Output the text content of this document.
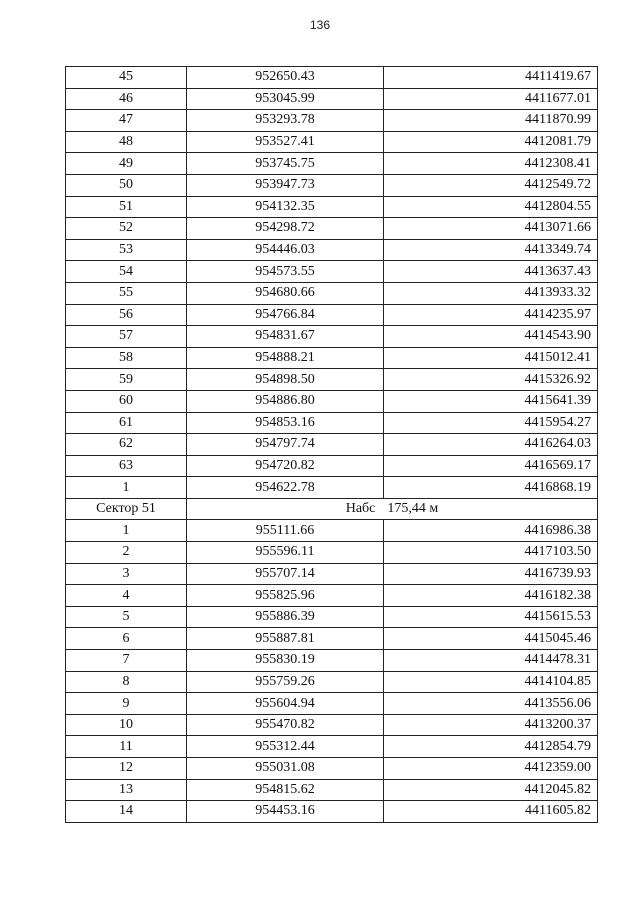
136
45	952650.43	4411419.67
46	953045.99	4411677.01
47	953293.78	4411870.99
48	953527.41	4412081.79
49	953745.75	4412308.41
50	953947.73	4412549.72
51	954132.35	4412804.55
52	954298.72	4413071.66
53	954446.03	4413349.74
54	954573.55	4413637.43
55	954680.66	4413933.32
56	954766.84	4414235.97
57	954831.67	4414543.90
58	954888.21	4415012.41
59	954898.50	4415326.92
60	954886.80	4415641.39
61	954853.16	4415954.27
62	954797.74	4416264.03
63	954720.82	4416569.17
1	954622.78	4416868.19
Сектор 51	Набс 175,44 м	
1	955111.66	4416986.38
2	955596.11	4417103.50
3	955707.14	4416739.93
4	955825.96	4416182.38
5	955886.39	4415615.53
6	955887.81	4415045.46
7	955830.19	4414478.31
8	955759.26	4414104.85
9	955604.94	4413556.06
10	955470.82	4413200.37
11	955312.44	4412854.79
12	955031.08	4412359.00
13	954815.62	4412045.82
14	954453.16	4411605.82
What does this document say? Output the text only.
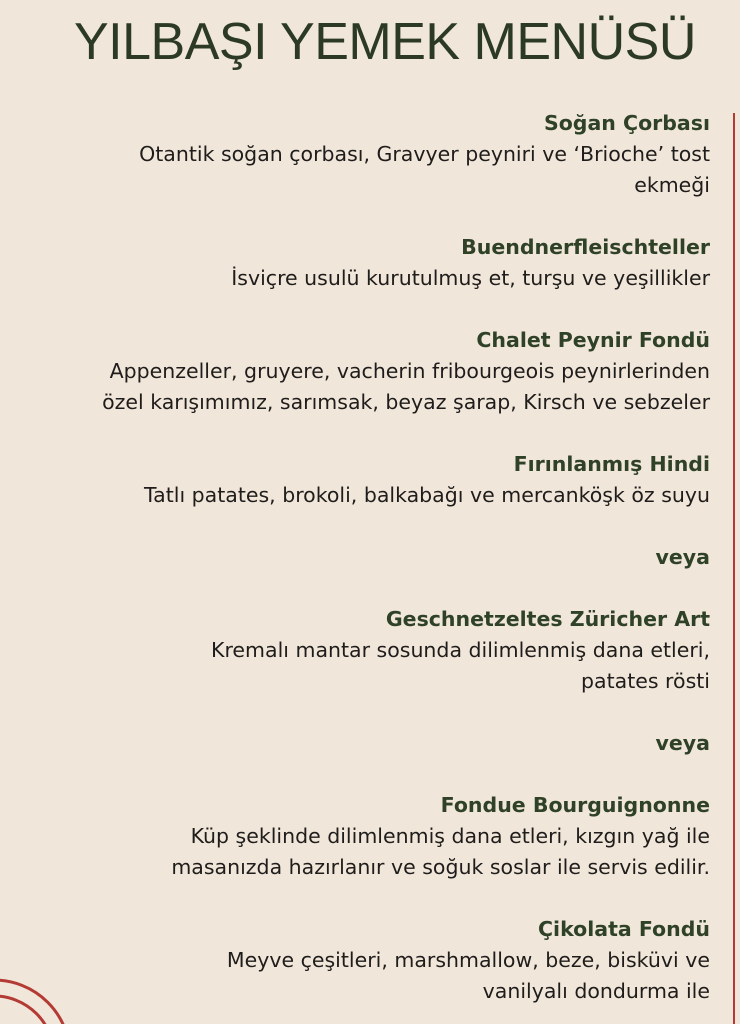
YILBAŞI YEMEK MENÜSÜ
Soğan Çorbası
Otantik soğan çorbası, Gravyer peyniri ve ‘Brioche’ tost
ekmeği
Buendnerfleischteller
İsviçre usulü kurutulmuş et, turşu ve yeşillikler
Chalet Peynir Fondü
Appenzeller, gruyere, vacherin fribourgeois peynirlerinden
özel karışımımız, sarımsak, beyaz şarap, Kirsch ve sebzeler
Fırınlanmış Hindi
Tatlı patates, brokoli, balkabağı ve mercanköşk öz suyu
veya
Geschnetzeltes Züricher Art
Kremalı mantar sosunda dilimlenmiş dana etleri,
patates rösti
veya
Fondue Bourguignonne
Küp şeklinde dilimlenmiş dana etleri, kızgın yağ ile
masanızda hazırlanır ve soğuk soslar ile servis edilir.
Çikolata Fondü
Meyve çeşitleri, marshmallow, beze, bisküvi ve
vanilyalı dondurma ile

▶ _Prompt_: Images do not belong in the copy; reproduce all other parts of the records above verbatim.

▶ _Full response_:
Output the text content of this document.
136
45	952650.43	4411419.67
46	953045.99	4411677.01
47	953293.78	4411870.99
48	953527.41	4412081.79
49	953745.75	4412308.41
50	953947.73	4412549.72
51	954132.35	4412804.55
52	954298.72	4413071.66
53	954446.03	4413349.74
54	954573.55	4413637.43
55	954680.66	4413933.32
56	954766.84	4414235.97
57	954831.67	4414543.90
58	954888.21	4415012.41
59	954898.50	4415326.92
60	954886.80	4415641.39
61	954853.16	4415954.27
62	954797.74	4416264.03
63	954720.82	4416569.17
1	954622.78	4416868.19
Сектор 51	Набс 175,44 м	
1	955111.66	4416986.38
2	955596.11	4417103.50
3	955707.14	4416739.93
4	955825.96	4416182.38
5	955886.39	4415615.53
6	955887.81	4415045.46
7	955830.19	4414478.31
8	955759.26	4414104.85
9	955604.94	4413556.06
10	955470.82	4413200.37
11	955312.44	4412854.79
12	955031.08	4412359.00
13	954815.62	4412045.82
14	954453.16	4411605.82
What does this document say? Output the text only.
YILBAŞI YEMEK MENÜSÜ
Soğan Çorbası
Otantik soğan çorbası, Gravyer peyniri ve ‘Brioche’ tost
ekmeği
Buendnerfleischteller
İsviçre usulü kurutulmuş et, turşu ve yeşillikler
Chalet Peynir Fondü
Appenzeller, gruyere, vacherin fribourgeois peynirlerinden
özel karışımımız, sarımsak, beyaz şarap, Kirsch ve sebzeler
Fırınlanmış Hindi
Tatlı patates, brokoli, balkabağı ve mercanköşk öz suyu
veya
Geschnetzeltes Züricher Art
Kremalı mantar sosunda dilimlenmiş dana etleri,
patates rösti
veya
Fondue Bourguignonne
Küp şeklinde dilimlenmiş dana etleri, kızgın yağ ile
masanızda hazırlanır ve soğuk soslar ile servis edilir.
Çikolata Fondü
Meyve çeşitleri, marshmallow, beze, bisküvi ve
vanilyalı dondurma ile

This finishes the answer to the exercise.